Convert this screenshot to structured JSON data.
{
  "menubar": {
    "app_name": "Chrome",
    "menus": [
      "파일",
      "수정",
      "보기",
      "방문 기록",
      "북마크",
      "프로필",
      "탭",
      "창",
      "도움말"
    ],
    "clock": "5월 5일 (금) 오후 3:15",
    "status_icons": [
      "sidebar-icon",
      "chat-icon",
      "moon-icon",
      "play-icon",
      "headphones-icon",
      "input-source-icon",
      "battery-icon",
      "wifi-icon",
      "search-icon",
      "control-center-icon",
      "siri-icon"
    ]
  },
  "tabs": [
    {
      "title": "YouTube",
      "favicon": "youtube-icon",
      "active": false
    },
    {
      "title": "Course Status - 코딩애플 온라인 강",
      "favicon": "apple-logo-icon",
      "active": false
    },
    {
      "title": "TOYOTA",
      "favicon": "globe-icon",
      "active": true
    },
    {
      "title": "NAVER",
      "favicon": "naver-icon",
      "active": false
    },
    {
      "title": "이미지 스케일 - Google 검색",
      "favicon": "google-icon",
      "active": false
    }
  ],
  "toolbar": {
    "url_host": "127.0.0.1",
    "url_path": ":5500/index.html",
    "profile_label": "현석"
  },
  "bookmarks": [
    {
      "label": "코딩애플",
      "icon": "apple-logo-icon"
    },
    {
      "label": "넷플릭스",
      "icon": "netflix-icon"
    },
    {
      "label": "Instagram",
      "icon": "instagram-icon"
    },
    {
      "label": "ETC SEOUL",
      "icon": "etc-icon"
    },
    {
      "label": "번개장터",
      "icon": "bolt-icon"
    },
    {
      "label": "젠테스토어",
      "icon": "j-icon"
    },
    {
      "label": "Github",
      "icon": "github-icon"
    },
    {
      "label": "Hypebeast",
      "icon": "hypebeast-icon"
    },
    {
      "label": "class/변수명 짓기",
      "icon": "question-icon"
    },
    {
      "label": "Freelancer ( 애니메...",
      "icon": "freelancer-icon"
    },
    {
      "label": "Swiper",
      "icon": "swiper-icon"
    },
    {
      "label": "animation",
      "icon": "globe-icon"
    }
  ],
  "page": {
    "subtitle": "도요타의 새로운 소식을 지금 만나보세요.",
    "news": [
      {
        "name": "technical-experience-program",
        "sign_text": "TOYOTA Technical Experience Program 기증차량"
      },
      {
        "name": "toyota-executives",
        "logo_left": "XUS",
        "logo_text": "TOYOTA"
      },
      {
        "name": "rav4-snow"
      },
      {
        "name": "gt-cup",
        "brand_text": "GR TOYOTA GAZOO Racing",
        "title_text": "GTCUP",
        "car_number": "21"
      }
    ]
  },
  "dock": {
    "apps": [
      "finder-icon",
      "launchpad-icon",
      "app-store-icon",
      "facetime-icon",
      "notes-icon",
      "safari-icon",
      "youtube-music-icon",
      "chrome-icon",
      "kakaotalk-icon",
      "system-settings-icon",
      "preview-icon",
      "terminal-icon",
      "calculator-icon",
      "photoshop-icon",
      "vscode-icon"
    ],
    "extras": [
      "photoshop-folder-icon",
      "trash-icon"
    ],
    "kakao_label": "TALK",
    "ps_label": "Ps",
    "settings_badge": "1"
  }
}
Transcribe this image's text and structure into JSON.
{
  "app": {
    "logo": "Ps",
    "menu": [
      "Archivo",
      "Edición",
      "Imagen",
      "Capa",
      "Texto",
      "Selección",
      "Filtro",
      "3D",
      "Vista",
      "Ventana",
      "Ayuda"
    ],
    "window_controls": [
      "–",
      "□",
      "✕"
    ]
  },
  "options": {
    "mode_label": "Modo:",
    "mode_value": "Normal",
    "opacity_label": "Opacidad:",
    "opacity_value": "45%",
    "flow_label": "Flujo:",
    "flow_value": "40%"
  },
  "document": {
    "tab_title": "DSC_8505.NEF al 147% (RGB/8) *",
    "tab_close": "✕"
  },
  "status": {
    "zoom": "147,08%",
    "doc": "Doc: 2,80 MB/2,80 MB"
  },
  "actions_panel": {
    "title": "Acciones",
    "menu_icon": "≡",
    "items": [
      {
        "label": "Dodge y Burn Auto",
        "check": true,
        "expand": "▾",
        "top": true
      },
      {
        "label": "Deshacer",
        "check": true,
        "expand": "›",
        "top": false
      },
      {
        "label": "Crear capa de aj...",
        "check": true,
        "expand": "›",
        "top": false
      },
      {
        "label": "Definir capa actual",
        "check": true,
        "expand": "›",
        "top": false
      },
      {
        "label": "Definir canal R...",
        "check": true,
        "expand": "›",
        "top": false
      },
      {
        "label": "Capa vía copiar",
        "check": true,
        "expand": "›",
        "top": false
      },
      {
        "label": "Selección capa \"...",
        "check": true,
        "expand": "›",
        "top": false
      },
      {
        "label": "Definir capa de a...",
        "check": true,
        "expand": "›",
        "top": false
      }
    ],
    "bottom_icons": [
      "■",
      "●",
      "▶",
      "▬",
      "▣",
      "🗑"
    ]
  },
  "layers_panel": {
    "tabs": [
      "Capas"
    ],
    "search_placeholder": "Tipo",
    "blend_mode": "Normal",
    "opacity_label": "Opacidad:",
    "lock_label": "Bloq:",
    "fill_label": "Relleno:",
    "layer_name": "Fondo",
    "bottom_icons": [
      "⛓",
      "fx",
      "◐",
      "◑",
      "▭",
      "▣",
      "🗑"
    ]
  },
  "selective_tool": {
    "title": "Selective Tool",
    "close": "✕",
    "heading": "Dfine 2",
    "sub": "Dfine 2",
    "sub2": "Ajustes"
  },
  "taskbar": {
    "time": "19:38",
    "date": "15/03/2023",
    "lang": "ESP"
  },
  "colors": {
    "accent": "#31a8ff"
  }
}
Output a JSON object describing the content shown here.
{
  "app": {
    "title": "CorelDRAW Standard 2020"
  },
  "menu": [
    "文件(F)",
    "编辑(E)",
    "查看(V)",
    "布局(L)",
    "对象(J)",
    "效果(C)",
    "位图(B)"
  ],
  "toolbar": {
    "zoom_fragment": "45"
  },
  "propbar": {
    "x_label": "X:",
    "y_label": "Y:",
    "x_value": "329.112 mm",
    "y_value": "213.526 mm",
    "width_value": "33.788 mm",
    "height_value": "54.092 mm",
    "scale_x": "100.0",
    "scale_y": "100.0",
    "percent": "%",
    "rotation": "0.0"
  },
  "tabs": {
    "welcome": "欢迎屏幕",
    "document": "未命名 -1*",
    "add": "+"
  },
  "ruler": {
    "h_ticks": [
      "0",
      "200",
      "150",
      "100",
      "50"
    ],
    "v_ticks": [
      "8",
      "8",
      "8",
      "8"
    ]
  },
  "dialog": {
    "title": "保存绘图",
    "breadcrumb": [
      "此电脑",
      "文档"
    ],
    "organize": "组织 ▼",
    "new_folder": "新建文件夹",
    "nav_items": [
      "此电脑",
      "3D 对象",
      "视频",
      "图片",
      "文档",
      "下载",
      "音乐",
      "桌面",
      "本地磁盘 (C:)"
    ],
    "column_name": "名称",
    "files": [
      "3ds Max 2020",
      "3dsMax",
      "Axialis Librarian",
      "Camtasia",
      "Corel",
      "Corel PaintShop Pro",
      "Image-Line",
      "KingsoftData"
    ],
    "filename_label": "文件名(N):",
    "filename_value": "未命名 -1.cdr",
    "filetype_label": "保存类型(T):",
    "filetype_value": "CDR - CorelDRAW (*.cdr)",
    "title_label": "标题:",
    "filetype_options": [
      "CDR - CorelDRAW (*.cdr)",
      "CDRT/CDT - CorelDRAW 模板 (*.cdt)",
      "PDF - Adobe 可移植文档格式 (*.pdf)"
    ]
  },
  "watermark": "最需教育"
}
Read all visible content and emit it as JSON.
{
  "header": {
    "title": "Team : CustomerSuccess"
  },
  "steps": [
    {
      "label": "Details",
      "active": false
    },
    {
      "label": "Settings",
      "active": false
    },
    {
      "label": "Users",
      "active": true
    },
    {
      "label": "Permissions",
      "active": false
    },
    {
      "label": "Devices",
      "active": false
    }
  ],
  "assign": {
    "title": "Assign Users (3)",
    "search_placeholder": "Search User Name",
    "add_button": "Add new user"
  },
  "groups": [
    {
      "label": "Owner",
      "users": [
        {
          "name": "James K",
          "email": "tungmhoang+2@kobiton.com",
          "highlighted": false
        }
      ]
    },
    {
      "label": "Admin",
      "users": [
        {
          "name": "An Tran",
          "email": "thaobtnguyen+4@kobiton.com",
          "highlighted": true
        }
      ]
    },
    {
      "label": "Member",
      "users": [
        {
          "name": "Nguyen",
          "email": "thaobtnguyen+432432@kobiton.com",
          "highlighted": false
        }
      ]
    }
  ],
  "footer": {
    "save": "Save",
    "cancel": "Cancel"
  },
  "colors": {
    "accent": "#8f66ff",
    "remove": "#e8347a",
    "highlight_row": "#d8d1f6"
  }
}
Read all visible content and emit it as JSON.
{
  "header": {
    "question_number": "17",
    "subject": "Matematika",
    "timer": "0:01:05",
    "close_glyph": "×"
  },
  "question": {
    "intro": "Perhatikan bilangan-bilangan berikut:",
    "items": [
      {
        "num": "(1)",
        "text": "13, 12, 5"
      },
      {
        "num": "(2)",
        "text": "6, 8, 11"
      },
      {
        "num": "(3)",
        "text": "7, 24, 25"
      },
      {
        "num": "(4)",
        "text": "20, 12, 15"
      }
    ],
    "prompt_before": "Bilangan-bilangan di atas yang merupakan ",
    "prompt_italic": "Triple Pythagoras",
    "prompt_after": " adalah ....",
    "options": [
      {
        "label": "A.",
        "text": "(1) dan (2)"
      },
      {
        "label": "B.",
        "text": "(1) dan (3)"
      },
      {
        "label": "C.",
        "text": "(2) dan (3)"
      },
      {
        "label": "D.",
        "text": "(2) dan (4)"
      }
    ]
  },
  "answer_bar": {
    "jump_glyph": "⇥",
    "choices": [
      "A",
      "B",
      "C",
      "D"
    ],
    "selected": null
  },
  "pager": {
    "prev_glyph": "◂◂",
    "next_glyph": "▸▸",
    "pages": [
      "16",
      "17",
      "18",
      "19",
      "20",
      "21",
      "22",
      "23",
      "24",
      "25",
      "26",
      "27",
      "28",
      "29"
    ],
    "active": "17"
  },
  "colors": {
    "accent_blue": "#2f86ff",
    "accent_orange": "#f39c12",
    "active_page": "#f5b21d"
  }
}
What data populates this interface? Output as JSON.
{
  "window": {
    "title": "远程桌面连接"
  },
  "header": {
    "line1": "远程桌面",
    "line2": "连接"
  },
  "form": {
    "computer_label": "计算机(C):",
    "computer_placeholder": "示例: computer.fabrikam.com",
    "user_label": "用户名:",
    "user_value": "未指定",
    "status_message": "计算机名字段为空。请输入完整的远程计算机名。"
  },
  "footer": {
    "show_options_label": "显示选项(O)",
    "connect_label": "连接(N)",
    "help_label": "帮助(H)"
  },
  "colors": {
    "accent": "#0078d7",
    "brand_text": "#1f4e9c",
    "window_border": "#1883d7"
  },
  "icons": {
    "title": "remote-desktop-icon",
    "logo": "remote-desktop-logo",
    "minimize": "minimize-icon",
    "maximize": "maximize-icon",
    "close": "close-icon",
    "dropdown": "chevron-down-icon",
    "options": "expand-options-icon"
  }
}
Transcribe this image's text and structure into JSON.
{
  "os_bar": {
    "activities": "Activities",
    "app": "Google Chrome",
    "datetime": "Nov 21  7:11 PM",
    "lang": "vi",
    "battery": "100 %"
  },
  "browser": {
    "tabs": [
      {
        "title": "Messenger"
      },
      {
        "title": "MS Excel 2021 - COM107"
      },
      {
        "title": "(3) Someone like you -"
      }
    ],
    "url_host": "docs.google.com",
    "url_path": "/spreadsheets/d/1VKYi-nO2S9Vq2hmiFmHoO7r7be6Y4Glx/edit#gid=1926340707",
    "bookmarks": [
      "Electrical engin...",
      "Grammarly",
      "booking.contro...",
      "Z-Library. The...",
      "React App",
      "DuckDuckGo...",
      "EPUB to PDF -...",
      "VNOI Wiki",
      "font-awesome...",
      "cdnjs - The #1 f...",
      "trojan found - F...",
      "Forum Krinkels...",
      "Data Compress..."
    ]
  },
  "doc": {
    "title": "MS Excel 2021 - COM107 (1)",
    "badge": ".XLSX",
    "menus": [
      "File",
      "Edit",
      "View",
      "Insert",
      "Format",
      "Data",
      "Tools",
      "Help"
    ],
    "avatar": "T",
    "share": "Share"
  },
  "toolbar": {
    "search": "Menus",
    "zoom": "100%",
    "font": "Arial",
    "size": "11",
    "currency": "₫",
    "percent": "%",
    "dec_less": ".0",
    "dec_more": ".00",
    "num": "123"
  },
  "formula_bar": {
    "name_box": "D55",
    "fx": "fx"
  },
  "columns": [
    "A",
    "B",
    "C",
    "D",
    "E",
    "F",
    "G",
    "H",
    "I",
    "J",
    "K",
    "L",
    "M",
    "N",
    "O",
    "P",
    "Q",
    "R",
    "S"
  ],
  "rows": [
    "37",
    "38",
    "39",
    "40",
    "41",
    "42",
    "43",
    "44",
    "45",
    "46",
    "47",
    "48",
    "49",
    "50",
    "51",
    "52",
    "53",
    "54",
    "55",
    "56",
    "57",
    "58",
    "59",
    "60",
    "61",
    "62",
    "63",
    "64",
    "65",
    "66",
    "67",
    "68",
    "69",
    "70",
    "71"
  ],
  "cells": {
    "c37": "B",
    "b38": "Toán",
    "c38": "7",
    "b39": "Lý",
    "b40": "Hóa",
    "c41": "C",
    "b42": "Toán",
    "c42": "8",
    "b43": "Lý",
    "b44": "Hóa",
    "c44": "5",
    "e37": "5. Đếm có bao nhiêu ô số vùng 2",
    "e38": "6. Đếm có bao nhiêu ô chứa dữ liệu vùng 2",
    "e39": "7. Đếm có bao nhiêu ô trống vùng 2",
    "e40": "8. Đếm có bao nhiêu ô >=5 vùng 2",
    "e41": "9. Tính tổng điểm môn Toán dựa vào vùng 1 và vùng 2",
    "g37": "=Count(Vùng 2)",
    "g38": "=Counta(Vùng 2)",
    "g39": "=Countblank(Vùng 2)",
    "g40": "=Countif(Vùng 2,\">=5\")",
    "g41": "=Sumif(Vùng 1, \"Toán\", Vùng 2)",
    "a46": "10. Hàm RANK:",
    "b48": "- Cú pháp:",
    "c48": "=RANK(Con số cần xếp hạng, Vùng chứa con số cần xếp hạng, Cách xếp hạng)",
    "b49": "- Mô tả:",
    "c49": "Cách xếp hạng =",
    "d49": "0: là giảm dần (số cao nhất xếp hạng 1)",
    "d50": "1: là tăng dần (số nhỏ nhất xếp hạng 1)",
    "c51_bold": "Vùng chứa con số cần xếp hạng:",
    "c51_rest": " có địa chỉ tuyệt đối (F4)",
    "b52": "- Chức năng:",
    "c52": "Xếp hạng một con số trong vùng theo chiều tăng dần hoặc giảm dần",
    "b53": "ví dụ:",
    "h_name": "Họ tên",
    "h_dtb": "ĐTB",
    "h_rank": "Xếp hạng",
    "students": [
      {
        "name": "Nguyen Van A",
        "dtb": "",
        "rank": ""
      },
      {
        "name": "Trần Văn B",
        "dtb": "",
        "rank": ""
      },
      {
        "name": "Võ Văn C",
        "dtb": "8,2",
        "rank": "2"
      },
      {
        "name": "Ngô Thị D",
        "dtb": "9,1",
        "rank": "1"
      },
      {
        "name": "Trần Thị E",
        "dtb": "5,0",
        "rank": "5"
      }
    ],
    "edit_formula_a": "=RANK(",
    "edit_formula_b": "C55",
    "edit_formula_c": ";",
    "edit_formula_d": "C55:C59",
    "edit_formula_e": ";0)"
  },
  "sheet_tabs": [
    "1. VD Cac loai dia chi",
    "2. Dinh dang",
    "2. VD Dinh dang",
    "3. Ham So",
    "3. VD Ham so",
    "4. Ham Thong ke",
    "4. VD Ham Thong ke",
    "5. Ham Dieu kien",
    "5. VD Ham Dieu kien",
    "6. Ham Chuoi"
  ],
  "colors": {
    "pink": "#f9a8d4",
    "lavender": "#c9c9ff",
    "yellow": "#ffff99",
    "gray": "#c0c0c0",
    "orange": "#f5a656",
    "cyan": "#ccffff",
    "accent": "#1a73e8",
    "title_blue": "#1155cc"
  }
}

• • • •

= WHAT YOU NEED TO DO =
Using the data above, copy each line that contains "Normal".

= EXPECTED ANSWER =
    "mode_value": "Normal",
    "blend_mode": "Normal",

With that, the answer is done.